### Written instruction:
In the listing below, count the lines containing the string "τους" and state only the number.

(Stored records)
+ + + + +
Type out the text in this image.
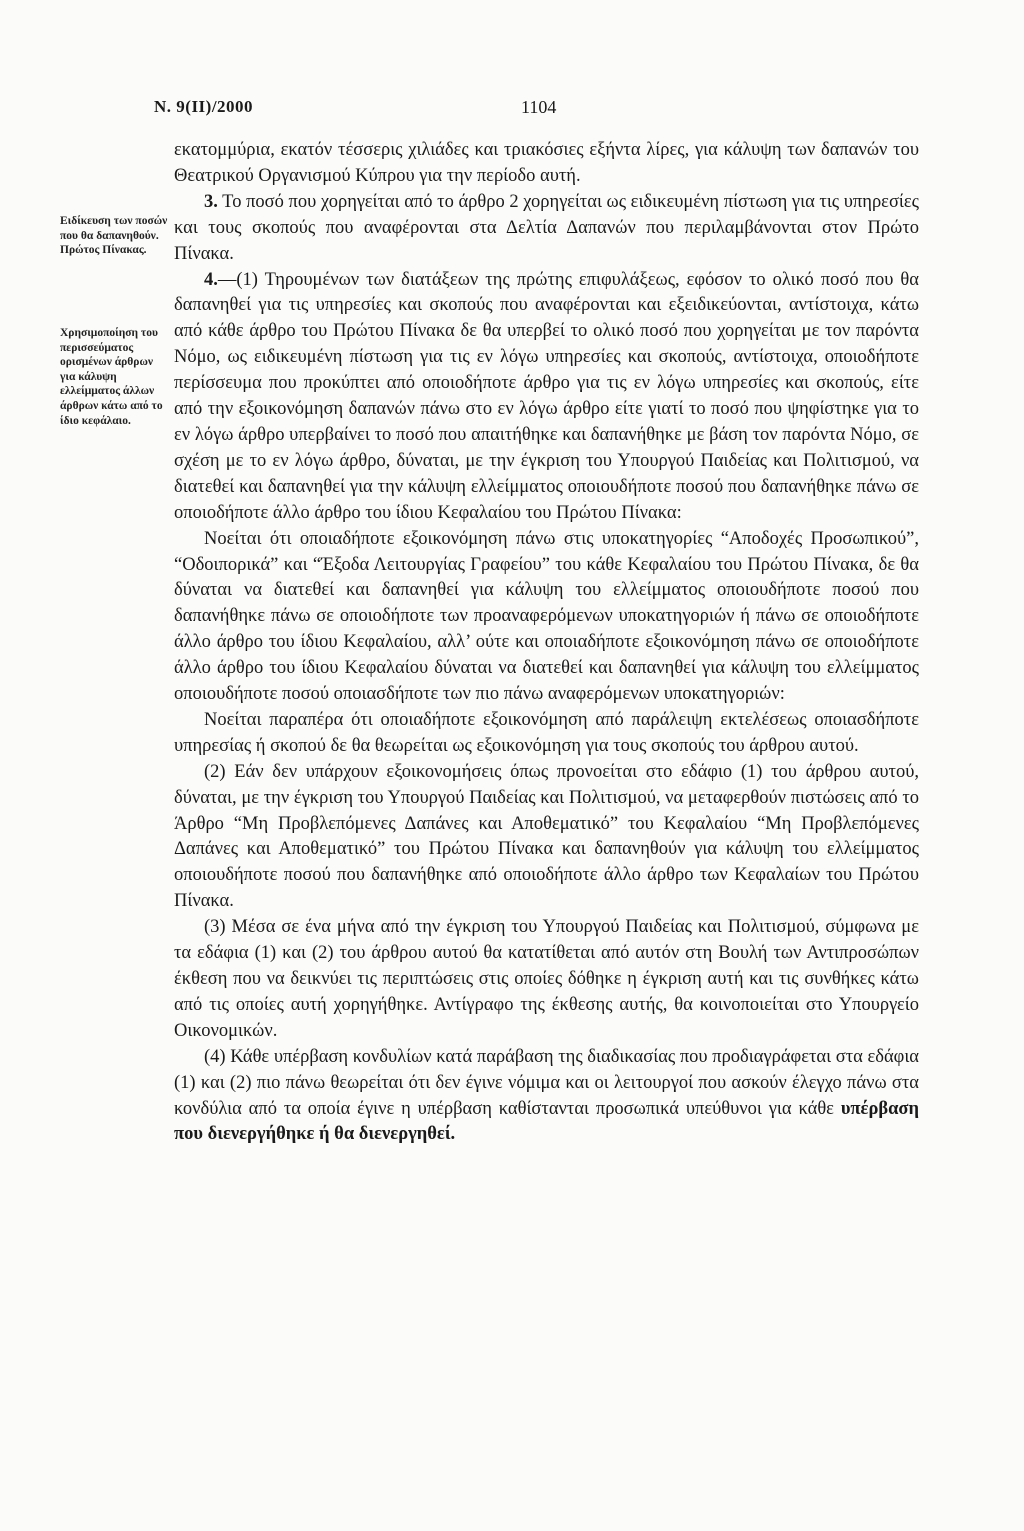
Ν. 9(ΙΙ)/2000	1104
Ειδίκευση των ποσών που θα δαπανηθούν. Πρώτος Πίνακας.
Χρησιμοποίηση του περισσεύματος ορισμένων άρθρων για κάλυψη ελλείμματος άλλων άρθρων κάτω από το ίδιο κεφάλαιο.

εκατομμύρια, εκατόν τέσσερις χιλιάδες και τριακόσιες εξήντα λίρες, για κάλυψη των δαπανών του Θεατρικού Οργανισμού Κύπρου για την περίοδο αυτή.

3. Το ποσό που χορηγείται από το άρθρο 2 χορηγείται ως ειδικευμένη πίστωση για τις υπηρεσίες και τους σκοπούς που αναφέρονται στα Δελτία Δαπανών που περιλαμβάνονται στον Πρώτο Πίνακα.

4.—(1) Τηρουμένων των διατάξεων της πρώτης επιφυλάξεως, εφόσον το ολικό ποσό που θα δαπανηθεί για τις υπηρεσίες και σκοπούς που αναφέρονται και εξειδικεύονται, αντίστοιχα, κάτω από κάθε άρθρο του Πρώτου Πίνακα δε θα υπερβεί το ολικό ποσό που χορηγείται με τον παρόντα Νόμο, ως ειδικευμένη πίστωση για τις εν λόγω υπηρεσίες και σκοπούς, αντίστοιχα, οποιοδήποτε περίσσευμα που προκύπτει από οποιοδήποτε άρθρο για τις εν λόγω υπηρεσίες και σκοπούς, είτε από την εξοικονόμηση δαπανών πάνω στο εν λόγω άρθρο είτε γιατί το ποσό που ψηφίστηκε για το εν λόγω άρθρο υπερβαίνει το ποσό που απαιτήθηκε και δαπανήθηκε με βάση τον παρόντα Νόμο, σε σχέση με το εν λόγω άρθρο, δύναται, με την έγκριση του Υπουργού Παιδείας και Πολιτισμού, να διατεθεί και δαπανηθεί για την κάλυψη ελλείμματος οποιουδήποτε ποσού που δαπανήθηκε πάνω σε οποιοδήποτε άλλο άρθρο του ίδιου Κεφαλαίου του Πρώτου Πίνακα:

Νοείται ότι οποιαδήποτε εξοικονόμηση πάνω στις υποκατηγορίες “Αποδοχές Προσωπικού”, “Οδοιπορικά” και “Έξοδα Λειτουργίας Γραφείου” του κάθε Κεφαλαίου του Πρώτου Πίνακα, δε θα δύναται να διατεθεί και δαπανηθεί για κάλυψη του ελλείμματος οποιουδήποτε ποσού που δαπανήθηκε πάνω σε οποιοδήποτε των προαναφερόμενων υποκατηγοριών ή πάνω σε οποιοδήποτε άλλο άρθρο του ίδιου Κεφαλαίου, αλλ’ ούτε και οποιαδήποτε εξοικονόμηση πάνω σε οποιοδήποτε άλλο άρθρο του ίδιου Κεφαλαίου δύναται να διατεθεί και δαπανηθεί για κάλυψη του ελλείμματος οποιουδήποτε ποσού οποιασδήποτε των πιο πάνω αναφερόμενων υποκατηγοριών:

Νοείται παραπέρα ότι οποιαδήποτε εξοικονόμηση από παράλειψη εκτελέσεως οποιασδήποτε υπηρεσίας ή σκοπού δε θα θεωρείται ως εξοικονόμηση για τους σκοπούς του άρθρου αυτού.

(2) Εάν δεν υπάρχουν εξοικονομήσεις όπως προνοείται στο εδάφιο (1) του άρθρου αυτού, δύναται, με την έγκριση του Υπουργού Παιδείας και Πολιτισμού, να μεταφερθούν πιστώσεις από το Άρθρο “Μη Προβλεπόμενες Δαπάνες και Αποθεματικό” του Κεφαλαίου “Μη Προβλεπόμενες Δαπάνες και Αποθεματικό” του Πρώτου Πίνακα και δαπανηθούν για κάλυψη του ελλείμματος οποιουδήποτε ποσού που δαπανήθηκε από οποιοδήποτε άλλο άρθρο των Κεφαλαίων του Πρώτου Πίνακα.

(3) Μέσα σε ένα μήνα από την έγκριση του Υπουργού Παιδείας και Πολιτισμού, σύμφωνα με τα εδάφια (1) και (2) του άρθρου αυτού θα κατατίθεται από αυτόν στη Βουλή των Αντιπροσώπων έκθεση που να δεικνύει τις περιπτώσεις στις οποίες δόθηκε η έγκριση αυτή και τις συνθήκες κάτω από τις οποίες αυτή χορηγήθηκε. Αντίγραφο της έκθεσης αυτής, θα κοινοποιείται στο Υπουργείο Οικονομικών.

(4) Κάθε υπέρβαση κονδυλίων κατά παράβαση της διαδικασίας που προδιαγράφεται στα εδάφια (1) και (2) πιο πάνω θεωρείται ότι δεν έγινε νόμιμα και οι λειτουργοί που ασκούν έλεγχο πάνω στα κονδύλια από τα οποία έγινε η υπέρβαση καθίστανται προσωπικά υπεύθυνοι για κάθε υπέρβαση που διενεργήθηκε ή θα διενεργηθεί.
+ + + + +
### Solution to this exercise:
2